• [Texto da página]
---

O povo alemão pode ter os
defeitos que tiver mas é um povo consciente, trabalhador, disciplinado, bem
estruturado, corajoso, altruísta, honesto e leal. Se trabalha mais não os
devemos invejar por também comer mais mas também ele não nos deve invejar nem
ter pena por vivermos mais e comermos menos.
António da Cunha Duarte Justo
In “Pegadas
do Tempo” www.antonio-justo.eu
8 comentários:
Caríssimo Justo
Eu teria como comentário ao teu texto, que li todo com atenção, o seguinte:
Custa-me ver diariamente ataques aos alemães nos meios de comunicação. Como isso acontece sendo eles um povo
bem organizado, esforçado, generoso, de palavra, honrado, fiel e trabalhador? Não será antes inveja a germanofobia atual?
Porque exigir imposto de solidariedade aos alemães quando eles já deram diariamente milhões aos países pobres
nos seus primeiros anos dentro da União Europeia? Os alemães não têm culpa desse montante astronómico de dinheiro
ter sido mal gerido por políticos corrompidos. O dinheiro destinava-se a melhorar as estruturas e as indústrias dos
respectivos países.
Como pode haver diálogo entre os políticos alemães diretos e honestos com os políticos gregos troca tintas e oportunistas?
Ainda hoje li no Frankfurter Allgemeine: "A peça teatral ateniense é altamente medíocre." Face ao facto de os políticos terem decidido acatar medidas de austeridade para receberem um terceiro resgate, "seus políticos deveriam impô-las com convicção. Tsipras é o primeiro a fazer ao contrário disso."
Maria Manuela Strehl
Muito bom texto, saúdo ao sr. Antônio pela clareza em sua análise.

---

• [Desafio 1] No texto da página, em que jornal foi lida a frase sobre a peça teatral ateniense?
O texto e as entradas não têm qualquer ligação entre si.

---

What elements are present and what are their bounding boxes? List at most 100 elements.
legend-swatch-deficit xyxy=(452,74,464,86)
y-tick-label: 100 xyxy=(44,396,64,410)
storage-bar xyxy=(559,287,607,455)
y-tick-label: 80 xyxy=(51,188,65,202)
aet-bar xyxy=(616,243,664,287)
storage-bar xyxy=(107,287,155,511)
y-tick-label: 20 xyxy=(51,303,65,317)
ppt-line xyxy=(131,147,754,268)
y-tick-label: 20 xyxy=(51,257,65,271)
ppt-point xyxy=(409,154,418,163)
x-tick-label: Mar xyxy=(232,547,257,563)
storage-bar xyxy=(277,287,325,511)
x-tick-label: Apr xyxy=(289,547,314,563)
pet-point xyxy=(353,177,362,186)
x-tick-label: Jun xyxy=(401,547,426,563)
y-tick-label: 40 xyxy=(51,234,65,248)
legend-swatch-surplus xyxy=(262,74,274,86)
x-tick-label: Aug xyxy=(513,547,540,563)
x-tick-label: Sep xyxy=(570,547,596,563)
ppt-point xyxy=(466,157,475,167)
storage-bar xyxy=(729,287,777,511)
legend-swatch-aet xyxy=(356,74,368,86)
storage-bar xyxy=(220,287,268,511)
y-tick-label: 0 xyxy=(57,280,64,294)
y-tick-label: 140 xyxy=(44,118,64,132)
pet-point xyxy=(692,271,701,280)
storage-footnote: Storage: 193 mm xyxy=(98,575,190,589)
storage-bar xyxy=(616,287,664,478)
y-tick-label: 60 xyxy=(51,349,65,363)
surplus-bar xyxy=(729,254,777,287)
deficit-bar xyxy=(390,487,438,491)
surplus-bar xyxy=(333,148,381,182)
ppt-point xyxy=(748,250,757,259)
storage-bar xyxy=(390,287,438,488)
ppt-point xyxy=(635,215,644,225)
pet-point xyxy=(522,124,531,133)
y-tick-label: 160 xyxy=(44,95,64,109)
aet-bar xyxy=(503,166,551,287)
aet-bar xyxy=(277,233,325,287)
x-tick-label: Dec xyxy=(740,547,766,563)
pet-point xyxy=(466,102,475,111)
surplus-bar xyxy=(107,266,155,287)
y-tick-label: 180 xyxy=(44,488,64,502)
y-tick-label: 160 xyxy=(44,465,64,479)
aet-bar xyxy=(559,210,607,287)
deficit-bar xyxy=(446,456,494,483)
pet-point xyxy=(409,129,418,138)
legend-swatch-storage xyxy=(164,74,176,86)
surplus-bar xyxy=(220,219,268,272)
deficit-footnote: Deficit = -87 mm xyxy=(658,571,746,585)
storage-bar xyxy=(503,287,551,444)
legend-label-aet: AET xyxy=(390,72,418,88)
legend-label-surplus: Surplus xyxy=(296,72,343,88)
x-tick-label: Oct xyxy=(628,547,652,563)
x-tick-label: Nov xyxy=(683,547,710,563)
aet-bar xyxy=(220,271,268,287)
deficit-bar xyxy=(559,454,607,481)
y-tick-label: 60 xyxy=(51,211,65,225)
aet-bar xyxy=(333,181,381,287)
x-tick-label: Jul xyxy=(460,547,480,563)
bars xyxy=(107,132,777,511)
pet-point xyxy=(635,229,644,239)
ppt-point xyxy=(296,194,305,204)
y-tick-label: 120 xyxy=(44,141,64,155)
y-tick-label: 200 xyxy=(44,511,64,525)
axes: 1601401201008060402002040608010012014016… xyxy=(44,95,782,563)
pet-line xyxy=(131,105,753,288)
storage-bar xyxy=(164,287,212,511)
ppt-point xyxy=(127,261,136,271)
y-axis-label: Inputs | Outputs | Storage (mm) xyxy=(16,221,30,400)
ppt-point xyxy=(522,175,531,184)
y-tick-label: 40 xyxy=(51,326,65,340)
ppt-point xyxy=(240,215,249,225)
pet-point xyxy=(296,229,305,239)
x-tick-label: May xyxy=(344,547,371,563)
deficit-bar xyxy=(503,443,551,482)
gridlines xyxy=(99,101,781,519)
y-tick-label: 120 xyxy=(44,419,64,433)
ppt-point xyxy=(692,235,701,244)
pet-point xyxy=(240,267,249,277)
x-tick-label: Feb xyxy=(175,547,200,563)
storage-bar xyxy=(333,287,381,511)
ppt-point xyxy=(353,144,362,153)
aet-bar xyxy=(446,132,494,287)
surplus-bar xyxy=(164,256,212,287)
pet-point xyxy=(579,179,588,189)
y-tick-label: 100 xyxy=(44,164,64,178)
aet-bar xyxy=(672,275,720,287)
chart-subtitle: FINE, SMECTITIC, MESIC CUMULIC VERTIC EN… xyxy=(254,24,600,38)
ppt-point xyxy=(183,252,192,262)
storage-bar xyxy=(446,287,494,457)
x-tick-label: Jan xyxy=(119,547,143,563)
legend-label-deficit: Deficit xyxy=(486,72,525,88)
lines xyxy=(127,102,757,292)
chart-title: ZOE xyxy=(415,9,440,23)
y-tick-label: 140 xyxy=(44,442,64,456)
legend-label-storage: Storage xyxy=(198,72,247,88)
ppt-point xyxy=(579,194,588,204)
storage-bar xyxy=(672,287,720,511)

---

• [Desafio 2] Reproduza as entradas sem nenhuma alteração, desde a primeira linha até à linha com "ppt-point xyxy=(409,154,418,163)", esta incluída.

• [Resposta escrita 1] No Frankfurter Allgemeine.

• [Resposta escrita 2]
What elements are present and what are their bounding boxes? List at most 100 elements.
legend-swatch-deficit xyxy=(452,74,464,86)
y-tick-label: 100 xyxy=(44,396,64,410)
storage-bar xyxy=(559,287,607,455)
y-tick-label: 80 xyxy=(51,188,65,202)
aet-bar xyxy=(616,243,664,287)
storage-bar xyxy=(107,287,155,511)
y-tick-label: 20 xyxy=(51,303,65,317)
ppt-line xyxy=(131,147,754,268)
y-tick-label: 20 xyxy=(51,257,65,271)
ppt-point xyxy=(409,154,418,163)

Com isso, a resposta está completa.